Task statement = In your copy, repeat the records exactly and leave out the pictures.

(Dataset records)
______

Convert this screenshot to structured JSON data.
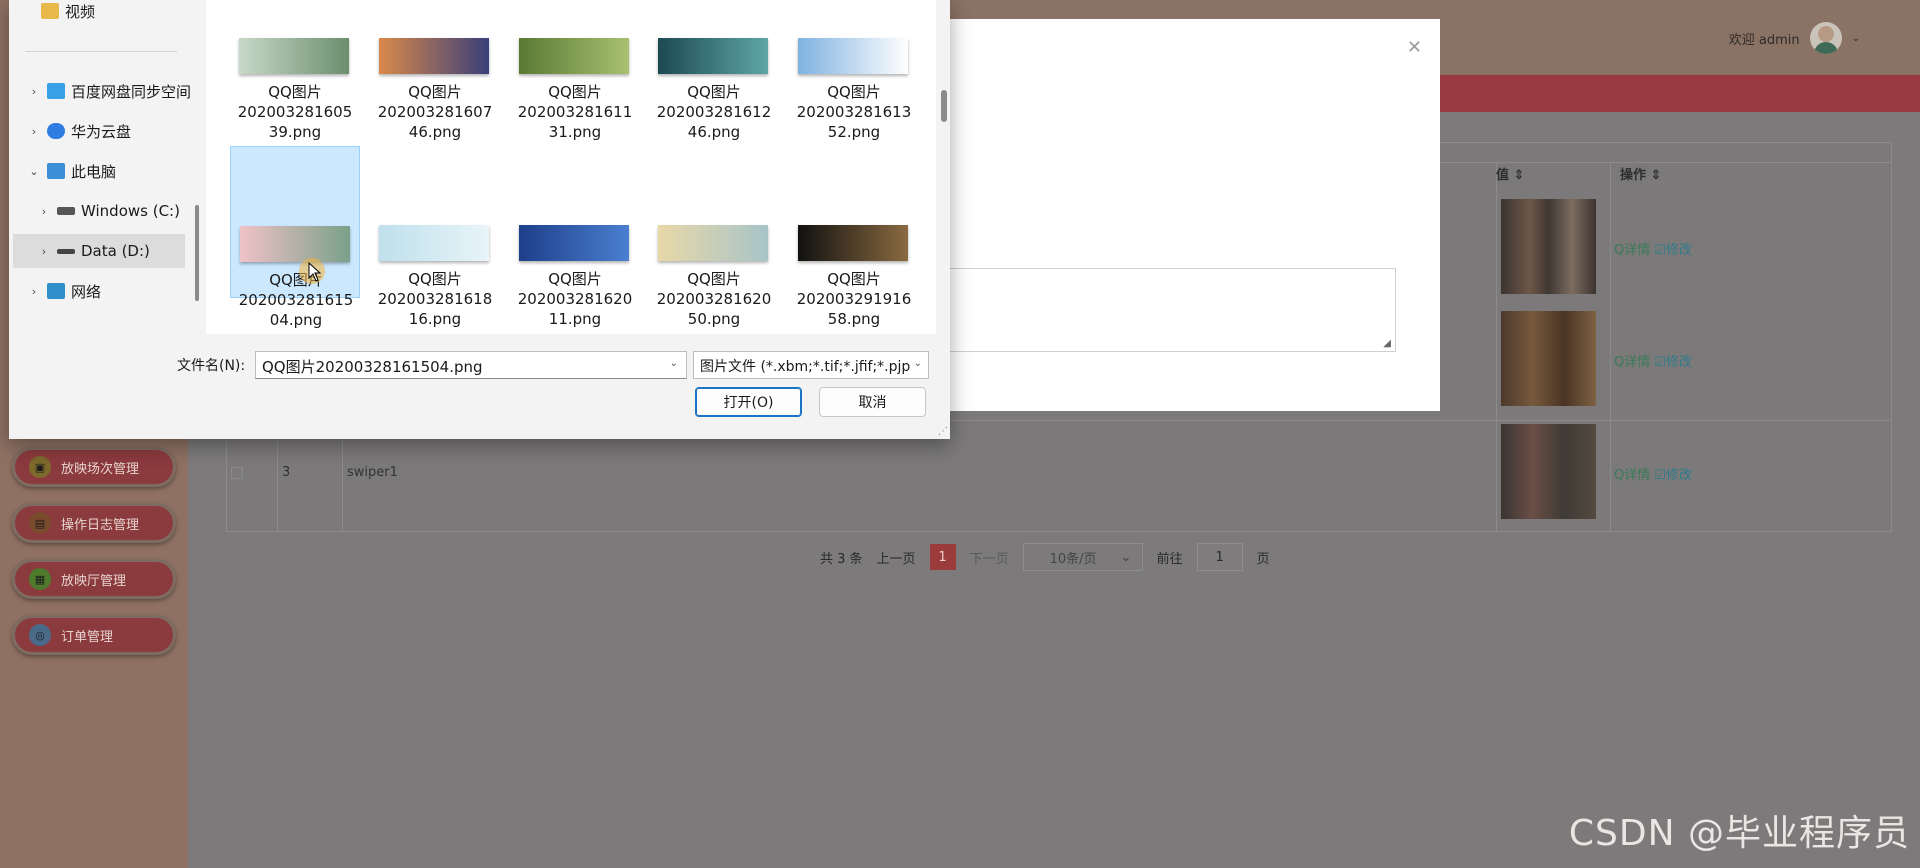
{
  "header": {
    "welcome": "欢迎 admin"
  },
  "sidebar": {
    "menu": [
      {
        "label": "放映场次管理",
        "icon": "film-icon"
      },
      {
        "label": "操作日志管理",
        "icon": "log-icon"
      },
      {
        "label": "放映厅管理",
        "icon": "hall-icon"
      },
      {
        "label": "订单管理",
        "icon": "order-icon"
      }
    ]
  },
  "table": {
    "columns": [
      "值",
      "操作"
    ],
    "rows": [
      {
        "index": "",
        "name": ""
      },
      {
        "index": "",
        "name": ""
      },
      {
        "index": "3",
        "name": "swiper1"
      }
    ],
    "actions": {
      "detail": "Q详情",
      "edit": "修改"
    }
  },
  "pagination": {
    "total": "共 3 条",
    "prev": "上一页",
    "current": "1",
    "next": "下一页",
    "page_size": "10条/页",
    "goto_label": "前往",
    "goto_value": "1",
    "page_unit": "页"
  },
  "watermark": "CSDN @毕业程序员",
  "file_dialog": {
    "nav": [
      {
        "label": "视频",
        "icon": "folder-icon",
        "color": "#e8b84a"
      },
      {
        "label": "百度网盘同步空间",
        "icon": "baidu-icon",
        "color": "#3aa0e6"
      },
      {
        "label": "华为云盘",
        "icon": "cloud-icon",
        "color": "#2f7de0"
      },
      {
        "label": "此电脑",
        "icon": "computer-icon",
        "color": "#3a8fd6"
      },
      {
        "label": "Windows (C:)",
        "icon": "drive-icon",
        "color": "#555555"
      },
      {
        "label": "Data (D:)",
        "icon": "drive-icon",
        "color": "#444444"
      },
      {
        "label": "网络",
        "icon": "network-icon",
        "color": "#2f8fc9"
      }
    ],
    "files": [
      {
        "name_lines": [
          "QQ图片",
          "202003281605",
          "39.png"
        ],
        "colors": [
          "#c8d8c8",
          "#6b8f6e"
        ]
      },
      {
        "name_lines": [
          "QQ图片",
          "202003281607",
          "46.png"
        ],
        "colors": [
          "#d9894a",
          "#3a3f7a"
        ]
      },
      {
        "name_lines": [
          "QQ图片",
          "202003281611",
          "31.png"
        ],
        "colors": [
          "#5a7a34",
          "#a8c070"
        ]
      },
      {
        "name_lines": [
          "QQ图片",
          "202003281612",
          "46.png"
        ],
        "colors": [
          "#1c4a52",
          "#5fa6a6"
        ]
      },
      {
        "name_lines": [
          "QQ图片",
          "202003281613",
          "52.png"
        ],
        "colors": [
          "#7fb2e0",
          "#ffffff"
        ]
      },
      {
        "name_lines": [
          "QQ图片",
          "202003281615",
          "04.png"
        ],
        "colors": [
          "#f0c2c8",
          "#7aa08a"
        ]
      },
      {
        "name_lines": [
          "QQ图片",
          "202003281618",
          "16.png"
        ],
        "colors": [
          "#bfe0ec",
          "#e8f4f8"
        ]
      },
      {
        "name_lines": [
          "QQ图片",
          "202003281620",
          "11.png"
        ],
        "colors": [
          "#1e3f8a",
          "#4a7fd0"
        ]
      },
      {
        "name_lines": [
          "QQ图片",
          "202003281620",
          "50.png"
        ],
        "colors": [
          "#e8d8a8",
          "#a8c4c8"
        ]
      },
      {
        "name_lines": [
          "QQ图片",
          "202003291916",
          "58.png"
        ],
        "colors": [
          "#111111",
          "#8a6a40"
        ]
      }
    ],
    "selected_index": 5,
    "filename_label": "文件名(N):",
    "filename_value": "QQ图片20200328161504.png",
    "filetype_value": "图片文件 (*.xbm;*.tif;*.jfif;*.pjp",
    "open_button": "打开(O)",
    "cancel_button": "取消"
  }
}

______

Solution to this exercise =
Convert this screenshot to structured JSON data.
{
  "header": {
    "welcome": "欢迎 admin"
  },
  "sidebar": {
    "menu": [
      {
        "label": "放映场次管理",
        "icon": "film-icon"
      },
      {
        "label": "操作日志管理",
        "icon": "log-icon"
      },
      {
        "label": "放映厅管理",
        "icon": "hall-icon"
      },
      {
        "label": "订单管理",
        "icon": "order-icon"
      }
    ]
  },
  "table": {
    "columns": [
      "值",
      "操作"
    ],
    "rows": [
      {
        "index": "",
        "name": ""
      },
      {
        "index": "",
        "name": ""
      },
      {
        "index": "3",
        "name": "swiper1"
      }
    ],
    "actions": {
      "detail": "Q详情",
      "edit": "修改"
    }
  },
  "pagination": {
    "total": "共 3 条",
    "prev": "上一页",
    "current": "1",
    "next": "下一页",
    "page_size": "10条/页",
    "goto_label": "前往",
    "goto_value": "1",
    "page_unit": "页"
  },
  "watermark": "CSDN @毕业程序员",
  "file_dialog": {
    "nav": [
      {
        "label": "视频",
        "icon": "folder-icon",
        "color": "#e8b84a"
      },
      {
        "label": "百度网盘同步空间",
        "icon": "baidu-icon",
        "color": "#3aa0e6"
      },
      {
        "label": "华为云盘",
        "icon": "cloud-icon",
        "color": "#2f7de0"
      },
      {
        "label": "此电脑",
        "icon": "computer-icon",
        "color": "#3a8fd6"
      },
      {
        "label": "Windows (C:)",
        "icon": "drive-icon",
        "color": "#555555"
      },
      {
        "label": "Data (D:)",
        "icon": "drive-icon",
        "color": "#444444"
      },
      {
        "label": "网络",
        "icon": "network-icon",
        "color": "#2f8fc9"
      }
    ],
    "files": [
      {
        "name_lines": [
          "QQ图片",
          "202003281605",
          "39.png"
        ],
        "colors": [
          "#c8d8c8",
          "#6b8f6e"
        ]
      },
      {
        "name_lines": [
          "QQ图片",
          "202003281607",
          "46.png"
        ],
        "colors": [
          "#d9894a",
          "#3a3f7a"
        ]
      },
      {
        "name_lines": [
          "QQ图片",
          "202003281611",
          "31.png"
        ],
        "colors": [
          "#5a7a34",
          "#a8c070"
        ]
      },
      {
        "name_lines": [
          "QQ图片",
          "202003281612",
          "46.png"
        ],
        "colors": [
          "#1c4a52",
          "#5fa6a6"
        ]
      },
      {
        "name_lines": [
          "QQ图片",
          "202003281613",
          "52.png"
        ],
        "colors": [
          "#7fb2e0",
          "#ffffff"
        ]
      },
      {
        "name_lines": [
          "QQ图片",
          "202003281615",
          "04.png"
        ],
        "colors": [
          "#f0c2c8",
          "#7aa08a"
        ]
      },
      {
        "name_lines": [
          "QQ图片",
          "202003281618",
          "16.png"
        ],
        "colors": [
          "#bfe0ec",
          "#e8f4f8"
        ]
      },
      {
        "name_lines": [
          "QQ图片",
          "202003281620",
          "11.png"
        ],
        "colors": [
          "#1e3f8a",
          "#4a7fd0"
        ]
      },
      {
        "name_lines": [
          "QQ图片",
          "202003281620",
          "50.png"
        ],
        "colors": [
          "#e8d8a8",
          "#a8c4c8"
        ]
      },
      {
        "name_lines": [
          "QQ图片",
          "202003291916",
          "58.png"
        ],
        "colors": [
          "#111111",
          "#8a6a40"
        ]
      }
    ],
    "selected_index": 5,
    "filename_label": "文件名(N):",
    "filename_value": "QQ图片20200328161504.png",
    "filetype_value": "图片文件 (*.xbm;*.tif;*.jfif;*.pjp",
    "open_button": "打开(O)",
    "cancel_button": "取消"
  }
}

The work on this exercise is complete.